WHAT NEEDS TO BE DONE
Please reproduce every record below character for character, omitting the pictures.

Bounding box entries
┌──

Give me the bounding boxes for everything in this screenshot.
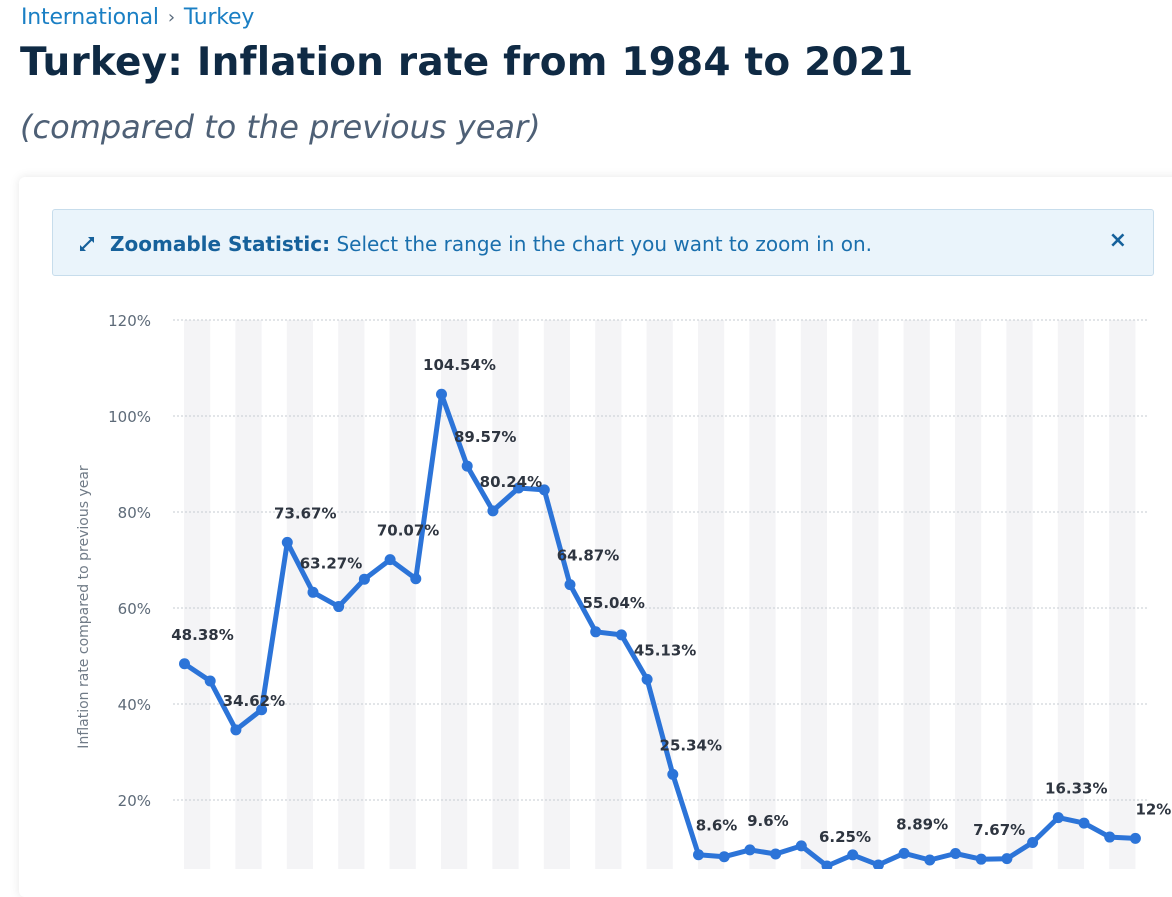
data-label: 6.25% xyxy=(819,828,871,846)
background-band xyxy=(1006,320,1033,869)
data-label: 8.89% xyxy=(896,815,948,833)
data-label: 63.27% xyxy=(300,554,362,572)
data-point[interactable] xyxy=(179,658,190,670)
data-point[interactable] xyxy=(1052,812,1064,824)
y-axis-label: Inflation rate compared to previous year xyxy=(76,465,92,749)
data-label: 89.57% xyxy=(454,428,516,446)
data-point[interactable] xyxy=(307,586,319,598)
data-point[interactable] xyxy=(333,601,345,613)
background-band xyxy=(543,320,570,869)
data-label: 55.04% xyxy=(582,594,644,612)
data-label: 70.07% xyxy=(377,522,439,540)
zoom-notice-bold: Zoomable Statistic: xyxy=(110,232,331,256)
page-title: Turkey: Inflation rate from 1984 to 2021 xyxy=(20,40,914,85)
data-point[interactable] xyxy=(410,573,422,585)
background-band xyxy=(698,320,725,869)
zoom-notice-text: Zoomable Statistic: Select the range in … xyxy=(110,232,872,256)
data-label: 45.13% xyxy=(634,641,696,659)
data-point[interactable] xyxy=(1129,832,1141,844)
data-point[interactable] xyxy=(847,849,859,861)
data-point[interactable] xyxy=(487,505,499,517)
data-point[interactable] xyxy=(204,675,216,687)
y-tick-label: 60% xyxy=(118,600,151,618)
data-point[interactable] xyxy=(1078,817,1090,829)
background-bands xyxy=(184,320,1136,869)
background-band xyxy=(184,320,211,869)
data-label: 25.34% xyxy=(660,736,722,754)
breadcrumb-turkey[interactable]: Turkey xyxy=(183,5,255,30)
y-tick-label: 20% xyxy=(118,792,151,810)
page-subtitle: (compared to the previous year) xyxy=(20,108,541,146)
background-band xyxy=(492,320,519,869)
data-label: 48.38% xyxy=(171,626,233,644)
data-point[interactable] xyxy=(744,844,756,856)
data-point[interactable] xyxy=(821,860,833,870)
data-label: 8.6% xyxy=(696,817,738,835)
data-point[interactable] xyxy=(538,484,550,496)
data-point[interactable] xyxy=(564,579,576,591)
breadcrumb: International › Turkey xyxy=(21,5,254,30)
data-point[interactable] xyxy=(924,854,936,866)
data-point[interactable] xyxy=(256,704,268,716)
data-point[interactable] xyxy=(436,388,447,400)
data-label: 80.24% xyxy=(480,473,542,491)
data-point[interactable] xyxy=(667,768,679,780)
y-tick-label: 40% xyxy=(118,696,151,714)
data-point[interactable] xyxy=(1104,831,1116,843)
data-label: 16.33% xyxy=(1045,780,1107,798)
y-tick-label: 100% xyxy=(108,408,151,426)
data-label: 9.6% xyxy=(747,812,789,830)
breadcrumb-separator: › xyxy=(167,7,175,28)
data-point[interactable] xyxy=(693,849,704,861)
data-label: 7.67% xyxy=(973,821,1025,839)
data-point[interactable] xyxy=(770,848,782,860)
data-point[interactable] xyxy=(384,554,396,566)
breadcrumb-international[interactable]: International xyxy=(21,5,159,30)
data-point[interactable] xyxy=(872,859,884,869)
zoom-notice: Zoomable Statistic: Select the range in … xyxy=(52,209,1154,276)
background-band xyxy=(852,320,879,869)
data-point[interactable] xyxy=(898,847,910,859)
data-point[interactable] xyxy=(641,673,653,685)
data-point[interactable] xyxy=(975,853,987,865)
data-label: 64.87% xyxy=(557,547,619,565)
data-labels: 48.38% 34.62% 73.67% 63.27% 70.07% 104.54% 89.… xyxy=(171,356,1171,846)
line-chart[interactable]: 120% 100% 80% 60% 40% 20% Inflation rate compa… xyxy=(0,0,1172,869)
data-point[interactable] xyxy=(281,536,293,548)
background-band xyxy=(646,320,673,869)
data-point[interactable] xyxy=(461,460,473,472)
background-band xyxy=(1057,320,1084,869)
background-band xyxy=(800,320,827,869)
background-band xyxy=(749,320,776,869)
data-point[interactable] xyxy=(1027,837,1039,849)
data-point[interactable] xyxy=(615,629,627,641)
zoom-notice-message: Select the range in the chart you want t… xyxy=(336,232,873,256)
data-label: 12% xyxy=(1135,800,1171,818)
expand-arrows-icon xyxy=(79,236,95,252)
background-band xyxy=(595,320,622,869)
data-point[interactable] xyxy=(718,851,730,863)
data-point[interactable] xyxy=(230,724,242,736)
y-tick-label: 120% xyxy=(108,312,151,330)
data-point[interactable] xyxy=(513,482,525,494)
background-band xyxy=(955,320,982,869)
data-point[interactable] xyxy=(358,573,370,585)
background-band xyxy=(389,320,416,869)
background-band xyxy=(1109,320,1136,869)
data-points xyxy=(179,388,1141,870)
close-button[interactable]: × xyxy=(1108,228,1127,253)
data-point[interactable] xyxy=(950,848,961,860)
background-band xyxy=(235,320,262,869)
y-gridlines: 120% 100% 80% 60% 40% 20% xyxy=(108,312,1147,810)
y-tick-label: 80% xyxy=(118,504,151,522)
data-label: 73.67% xyxy=(274,504,336,522)
data-point[interactable] xyxy=(590,626,602,638)
background-band xyxy=(903,320,930,869)
data-label: 34.62% xyxy=(223,692,285,710)
data-point[interactable] xyxy=(1001,853,1013,865)
data-label: 104.54% xyxy=(423,356,496,374)
data-point[interactable] xyxy=(795,840,807,852)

└──

OUTPUT OF THE EXERCISE
Give me the bounding boxes for everything in this screenshot.
data-label: 6.25% xyxy=(819,828,871,846)
background-band xyxy=(1006,320,1033,869)
data-label: 8.89% xyxy=(896,815,948,833)
data-label: 63.27% xyxy=(300,554,362,572)
data-point[interactable] xyxy=(179,658,190,670)
data-point[interactable] xyxy=(1052,812,1064,824)
y-axis-label: Inflation rate compared to previous year xyxy=(76,465,92,749)
data-label: 89.57% xyxy=(454,428,516,446)
data-point[interactable] xyxy=(307,586,319,598)
data-point[interactable] xyxy=(333,601,345,613)
background-band xyxy=(543,320,570,869)
data-label: 55.04% xyxy=(582,594,644,612)
data-label: 70.07% xyxy=(377,522,439,540)
zoom-notice-bold: Zoomable Statistic: xyxy=(110,232,331,256)
page-title: Turkey: Inflation rate from 1984 to 2021 xyxy=(20,40,914,85)
data-point[interactable] xyxy=(410,573,422,585)
background-band xyxy=(698,320,725,869)
zoom-notice-text: Zoomable Statistic: Select the range in … xyxy=(110,232,872,256)
data-label: 45.13% xyxy=(634,641,696,659)
data-point[interactable] xyxy=(1129,832,1141,844)
data-point[interactable] xyxy=(847,849,859,861)
data-point[interactable] xyxy=(487,505,499,517)
data-point[interactable] xyxy=(204,675,216,687)
y-tick-label: 60% xyxy=(118,600,151,618)
data-point[interactable] xyxy=(1078,817,1090,829)
background-bands xyxy=(184,320,1136,869)
background-band xyxy=(184,320,211,869)
data-label: 25.34% xyxy=(660,736,722,754)
breadcrumb-turkey[interactable]: Turkey xyxy=(183,5,255,30)
y-tick-label: 20% xyxy=(118,792,151,810)
page-subtitle: (compared to the previous year) xyxy=(20,108,541,146)
background-band xyxy=(492,320,519,869)
data-label: 48.38% xyxy=(171,626,233,644)
data-point[interactable] xyxy=(744,844,756,856)
data-point[interactable] xyxy=(821,860,833,870)
data-label: 8.6% xyxy=(696,817,738,835)
data-point[interactable] xyxy=(538,484,550,496)
data-point[interactable] xyxy=(564,579,576,591)
breadcrumb: International › Turkey xyxy=(21,5,254,30)
data-point[interactable] xyxy=(924,854,936,866)
data-point[interactable] xyxy=(256,704,268,716)
data-point[interactable] xyxy=(436,388,447,400)
data-label: 80.24% xyxy=(480,473,542,491)
data-point[interactable] xyxy=(667,768,679,780)
y-tick-label: 40% xyxy=(118,696,151,714)
data-point[interactable] xyxy=(1104,831,1116,843)
data-label: 16.33% xyxy=(1045,780,1107,798)
y-tick-label: 100% xyxy=(108,408,151,426)
data-label: 9.6% xyxy=(747,812,789,830)
breadcrumb-separator: › xyxy=(167,7,175,28)
data-point[interactable] xyxy=(693,849,704,861)
data-label: 7.67% xyxy=(973,821,1025,839)
data-point[interactable] xyxy=(770,848,782,860)
data-point[interactable] xyxy=(384,554,396,566)
breadcrumb-international[interactable]: International xyxy=(21,5,159,30)
data-point[interactable] xyxy=(872,859,884,869)
zoom-notice: Zoomable Statistic: Select the range in … xyxy=(52,209,1154,276)
background-band xyxy=(852,320,879,869)
data-point[interactable] xyxy=(898,847,910,859)
data-point[interactable] xyxy=(641,673,653,685)
data-point[interactable] xyxy=(975,853,987,865)
data-label: 64.87% xyxy=(557,547,619,565)
data-labels: 48.38% 34.62% 73.67% 63.27% 70.07% 104.54% 89.… xyxy=(171,356,1171,846)
line-chart[interactable]: 120% 100% 80% 60% 40% 20% Inflation rate compa… xyxy=(0,0,1172,869)
data-point[interactable] xyxy=(281,536,293,548)
background-band xyxy=(646,320,673,869)
data-point[interactable] xyxy=(461,460,473,472)
background-band xyxy=(1057,320,1084,869)
background-band xyxy=(800,320,827,869)
background-band xyxy=(749,320,776,869)
data-point[interactable] xyxy=(1027,837,1039,849)
data-point[interactable] xyxy=(615,629,627,641)
zoom-notice-message: Select the range in the chart you want t… xyxy=(336,232,873,256)
data-label: 12% xyxy=(1135,800,1171,818)
expand-arrows-icon xyxy=(79,236,95,252)
background-band xyxy=(595,320,622,869)
data-point[interactable] xyxy=(718,851,730,863)
data-point[interactable] xyxy=(230,724,242,736)
y-tick-label: 120% xyxy=(108,312,151,330)
data-point[interactable] xyxy=(513,482,525,494)
background-band xyxy=(955,320,982,869)
data-point[interactable] xyxy=(358,573,370,585)
background-band xyxy=(389,320,416,869)
background-band xyxy=(1109,320,1136,869)
data-points xyxy=(179,388,1141,870)
close-button[interactable]: × xyxy=(1108,228,1127,253)
data-point[interactable] xyxy=(950,848,961,860)
background-band xyxy=(235,320,262,869)
y-gridlines: 120% 100% 80% 60% 40% 20% xyxy=(108,312,1147,810)
y-tick-label: 80% xyxy=(118,504,151,522)
data-label: 73.67% xyxy=(274,504,336,522)
data-point[interactable] xyxy=(590,626,602,638)
background-band xyxy=(903,320,930,869)
data-label: 34.62% xyxy=(223,692,285,710)
data-point[interactable] xyxy=(1001,853,1013,865)
data-label: 104.54% xyxy=(423,356,496,374)
data-point[interactable] xyxy=(795,840,807,852)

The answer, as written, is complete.